What is being asked
Set down each line of the data below exactly as it stands, dropping the pictures.

Extracted data
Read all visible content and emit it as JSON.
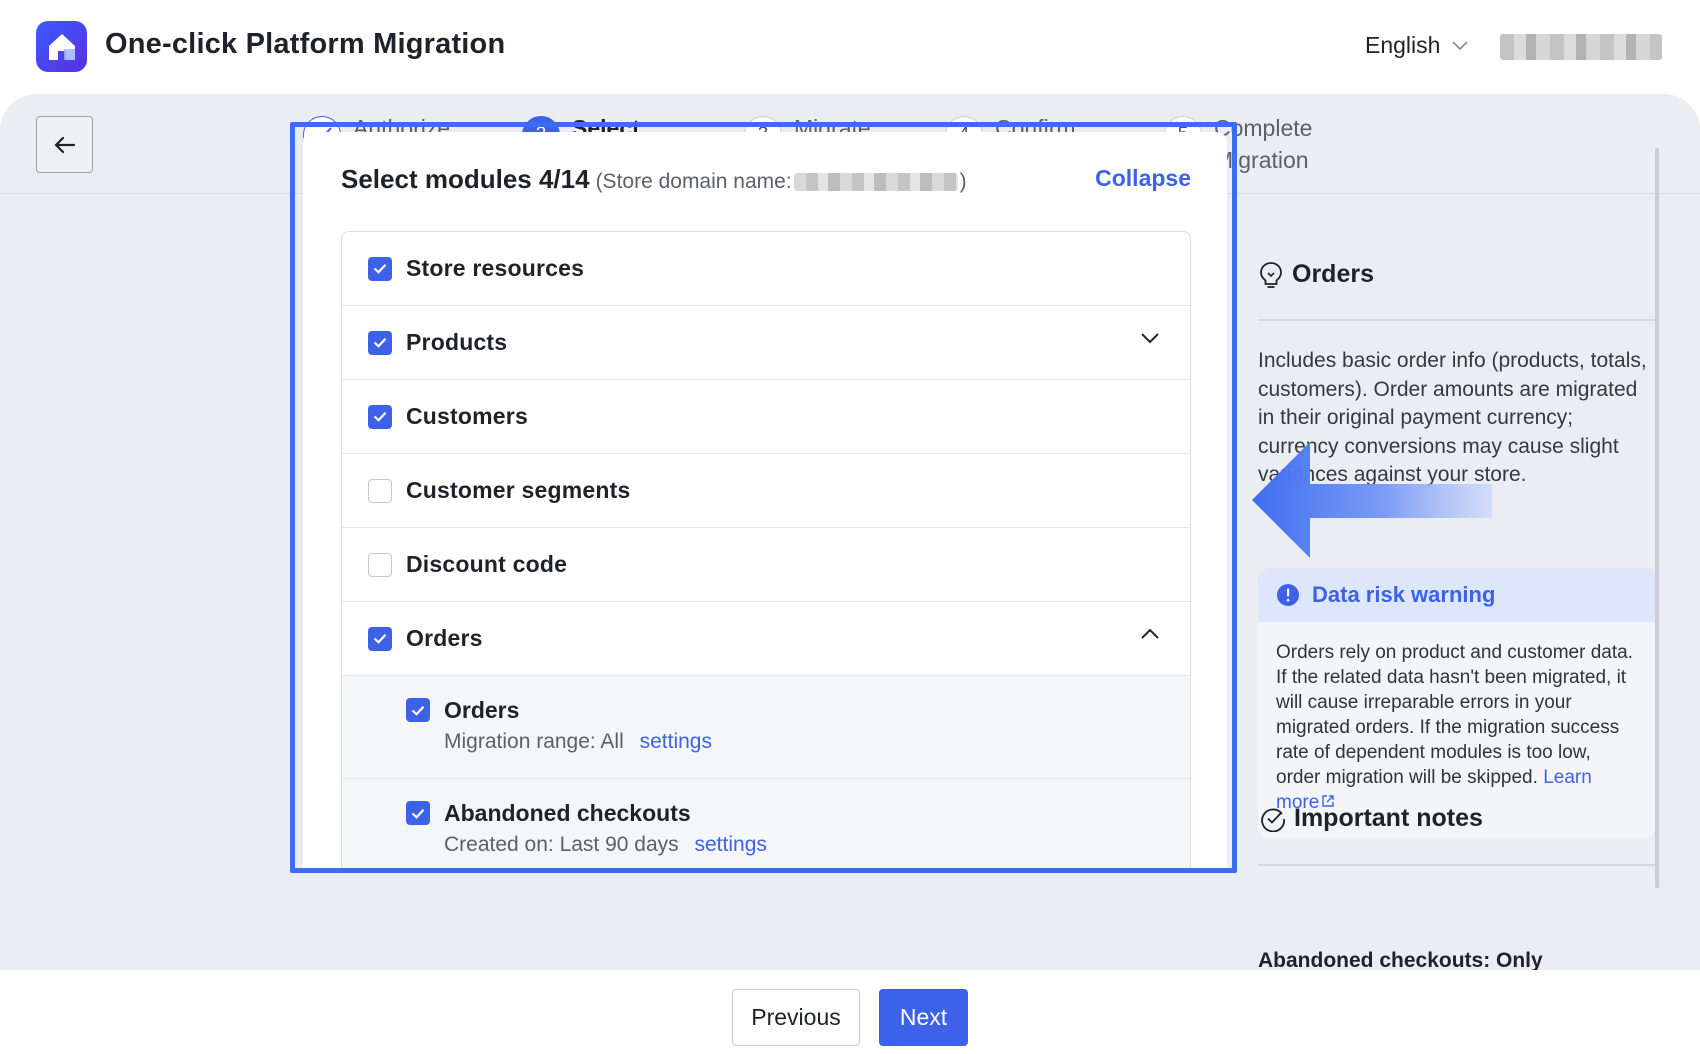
{
  "app": {
    "title": "One-click Platform Migration"
  },
  "header": {
    "language": "English"
  },
  "steps": [
    {
      "label": "Authorize store",
      "number": ""
    },
    {
      "label": "Select modules",
      "number": "2"
    },
    {
      "label": "Migrate store",
      "number": "3"
    },
    {
      "label": "Confirm results",
      "number": "4"
    },
    {
      "label": "Complete Migration",
      "number": "5"
    }
  ],
  "card": {
    "title": "Select modules 4/14",
    "domain_prefix": "(Store domain name:",
    "domain_suffix": ")",
    "collapse": "Collapse"
  },
  "modules": [
    {
      "label": "Store resources",
      "checked": true
    },
    {
      "label": "Products",
      "checked": true
    },
    {
      "label": "Customers",
      "checked": true
    },
    {
      "label": "Customer segments",
      "checked": false
    },
    {
      "label": "Discount code",
      "checked": false
    },
    {
      "label": "Orders",
      "checked": true
    }
  ],
  "suborders": [
    {
      "label": "Orders",
      "meta": "Migration range: All",
      "link": "settings",
      "checked": true
    },
    {
      "label": "Abandoned checkouts",
      "meta": "Created on: Last 90 days",
      "link": "settings",
      "checked": true
    }
  ],
  "side": {
    "title": "Orders",
    "description": "Includes basic order info (products, totals, customers). Order amounts are migrated in their original payment currency; currency conversions may cause slight variances against your store.",
    "warning_title": "Data risk warning",
    "warning_body": "Orders rely on product and customer data. If the related data hasn't been migrated, it will cause irreparable errors in your migrated orders. If the migration success rate of dependent modules is too low, order migration will be skipped.",
    "warning_link": "Learn more",
    "notes_title": "Important notes",
    "notes_first": "Abandoned checkouts: Only"
  },
  "footer": {
    "previous": "Previous",
    "next": "Next"
  },
  "colors": {
    "accent": "#3d62e8",
    "highlight_frame": "#3d6cf0"
  }
}
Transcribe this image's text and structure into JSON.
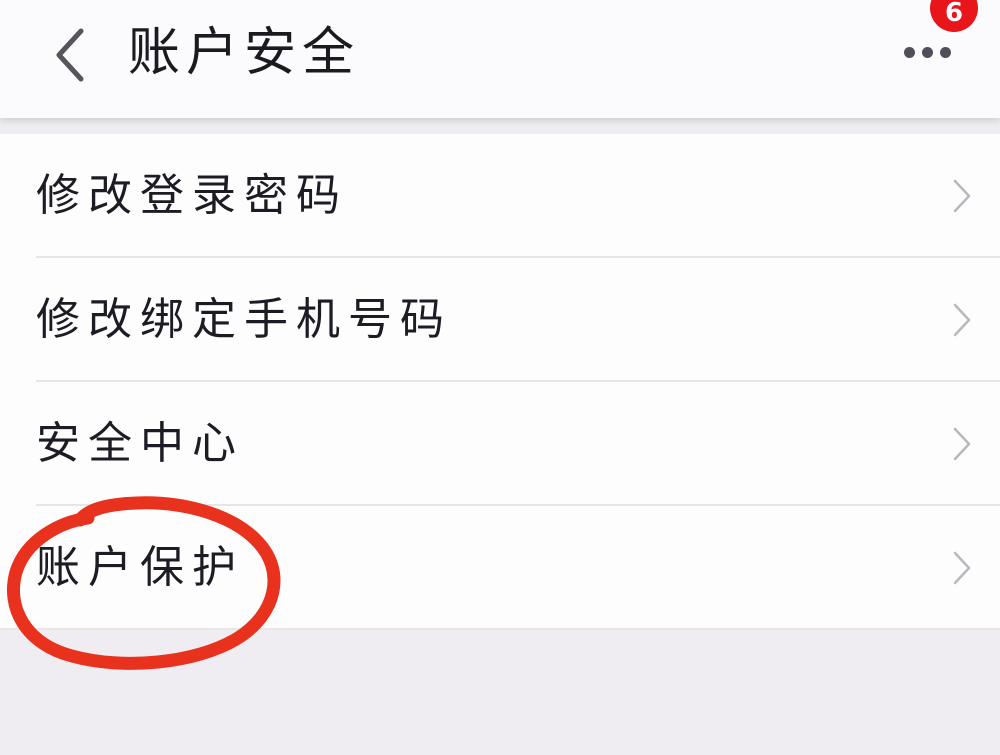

Task result
Read all visible content and emit it as JSON.
{
  "app": {
    "title": "One-click Platform Migration"
  },
  "header": {
    "language": "English"
  },
  "steps": [
    {
      "label": "Authorize store",
      "number": ""
    },
    {
      "label": "Select modules",
      "number": "2"
    },
    {
      "label": "Migrate store",
      "number": "3"
    },
    {
      "label": "Confirm results",
      "number": "4"
    },
    {
      "label": "Complete Migration",
      "number": "5"
    }
  ],
  "card": {
    "title": "Select modules 4/14",
    "domain_prefix": "(Store domain name:",
    "domain_suffix": ")",
    "collapse": "Collapse"
  },
  "modules": [
    {
      "label": "Store resources",
      "checked": true
    },
    {
      "label": "Products",
      "checked": true
    },
    {
      "label": "Customers",
      "checked": true
    },
    {
      "label": "Customer segments",
      "checked": false
    },
    {
      "label": "Discount code",
      "checked": false
    },
    {
      "label": "Orders",
      "checked": true
    }
  ],
  "suborders": [
    {
      "label": "Orders",
      "meta": "Migration range: All",
      "link": "settings",
      "checked": true
    },
    {
      "label": "Abandoned checkouts",
      "meta": "Created on: Last 90 days",
      "link": "settings",
      "checked": true
    }
  ],
  "side": {
    "title": "Orders",
    "description": "Includes basic order info (products, totals, customers). Order amounts are migrated in their original payment currency; currency conversions may cause slight variances against your store.",
    "warning_title": "Data risk warning",
    "warning_body": "Orders rely on product and customer data. If the related data hasn't been migrated, it will cause irreparable errors in your migrated orders. If the migration success rate of dependent modules is too low, order migration will be skipped.",
    "warning_link": "Learn more",
    "notes_title": "Important notes",
    "notes_first": "Abandoned checkouts: Only"
  },
  "footer": {
    "previous": "Previous",
    "next": "Next"
  },
  "colors": {
    "accent": "#3d62e8",
    "highlight_frame": "#3d6cf0"
  }
}
Transcribe this image's text and structure into JSON.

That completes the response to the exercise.